Task to complete - Go through the entries below and print each one exactly, leaving out pictures.

━━ Extracted information ━━

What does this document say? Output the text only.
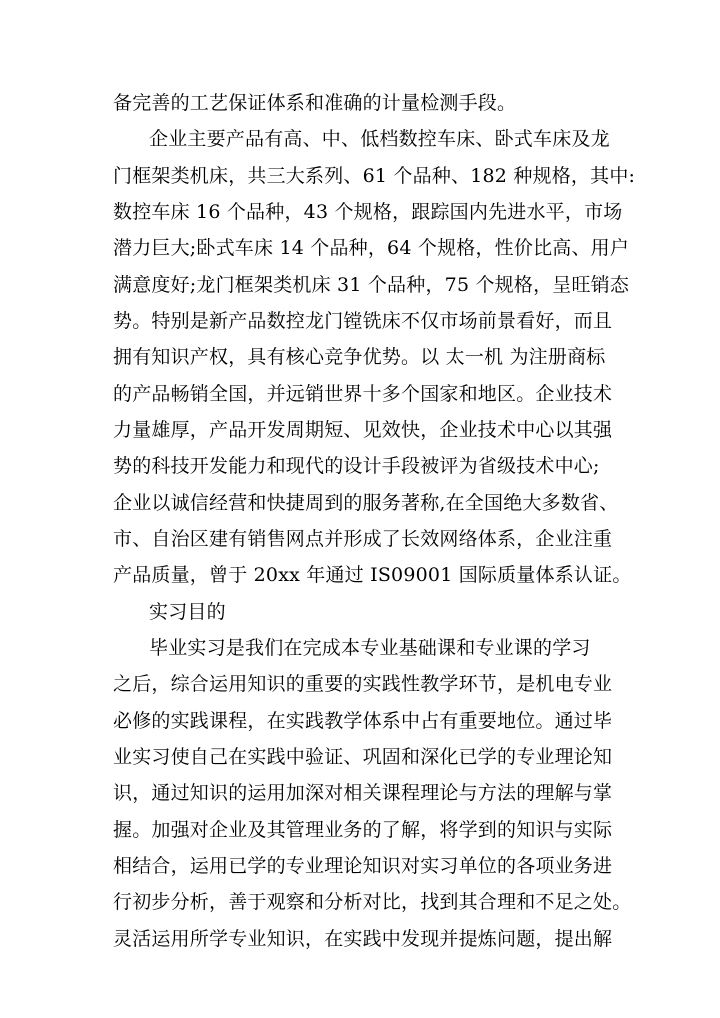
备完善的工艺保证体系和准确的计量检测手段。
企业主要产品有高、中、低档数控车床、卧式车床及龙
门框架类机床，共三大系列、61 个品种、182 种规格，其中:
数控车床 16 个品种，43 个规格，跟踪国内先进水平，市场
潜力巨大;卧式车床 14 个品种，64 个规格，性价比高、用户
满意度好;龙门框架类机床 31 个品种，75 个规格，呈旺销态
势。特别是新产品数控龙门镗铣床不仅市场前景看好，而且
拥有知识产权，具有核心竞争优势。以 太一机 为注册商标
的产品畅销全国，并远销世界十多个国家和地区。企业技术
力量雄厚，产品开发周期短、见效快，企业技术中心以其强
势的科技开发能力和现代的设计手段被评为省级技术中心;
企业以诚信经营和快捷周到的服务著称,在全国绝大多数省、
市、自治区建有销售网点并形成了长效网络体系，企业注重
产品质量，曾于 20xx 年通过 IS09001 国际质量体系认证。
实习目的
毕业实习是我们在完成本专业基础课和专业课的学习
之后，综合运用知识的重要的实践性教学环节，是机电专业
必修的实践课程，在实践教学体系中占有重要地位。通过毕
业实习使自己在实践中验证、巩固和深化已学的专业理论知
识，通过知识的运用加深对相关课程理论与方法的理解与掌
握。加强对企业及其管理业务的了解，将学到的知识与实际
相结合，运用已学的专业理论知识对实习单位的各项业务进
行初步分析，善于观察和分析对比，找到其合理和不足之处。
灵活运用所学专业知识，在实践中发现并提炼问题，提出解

━━━

Solution for this problem -
What does this document say? Output the text only.
备完善的工艺保证体系和准确的计量检测手段。
企业主要产品有高、中、低档数控车床、卧式车床及龙
门框架类机床，共三大系列、61 个品种、182 种规格，其中:
数控车床 16 个品种，43 个规格，跟踪国内先进水平，市场
潜力巨大;卧式车床 14 个品种，64 个规格，性价比高、用户
满意度好;龙门框架类机床 31 个品种，75 个规格，呈旺销态
势。特别是新产品数控龙门镗铣床不仅市场前景看好，而且
拥有知识产权，具有核心竞争优势。以 太一机 为注册商标
的产品畅销全国，并远销世界十多个国家和地区。企业技术
力量雄厚，产品开发周期短、见效快，企业技术中心以其强
势的科技开发能力和现代的设计手段被评为省级技术中心;
企业以诚信经营和快捷周到的服务著称,在全国绝大多数省、
市、自治区建有销售网点并形成了长效网络体系，企业注重
产品质量，曾于 20xx 年通过 IS09001 国际质量体系认证。
实习目的
毕业实习是我们在完成本专业基础课和专业课的学习
之后，综合运用知识的重要的实践性教学环节，是机电专业
必修的实践课程，在实践教学体系中占有重要地位。通过毕
业实习使自己在实践中验证、巩固和深化已学的专业理论知
识，通过知识的运用加深对相关课程理论与方法的理解与掌
握。加强对企业及其管理业务的了解，将学到的知识与实际
相结合，运用已学的专业理论知识对实习单位的各项业务进
行初步分析，善于观察和分析对比，找到其合理和不足之处。
灵活运用所学专业知识，在实践中发现并提炼问题，提出解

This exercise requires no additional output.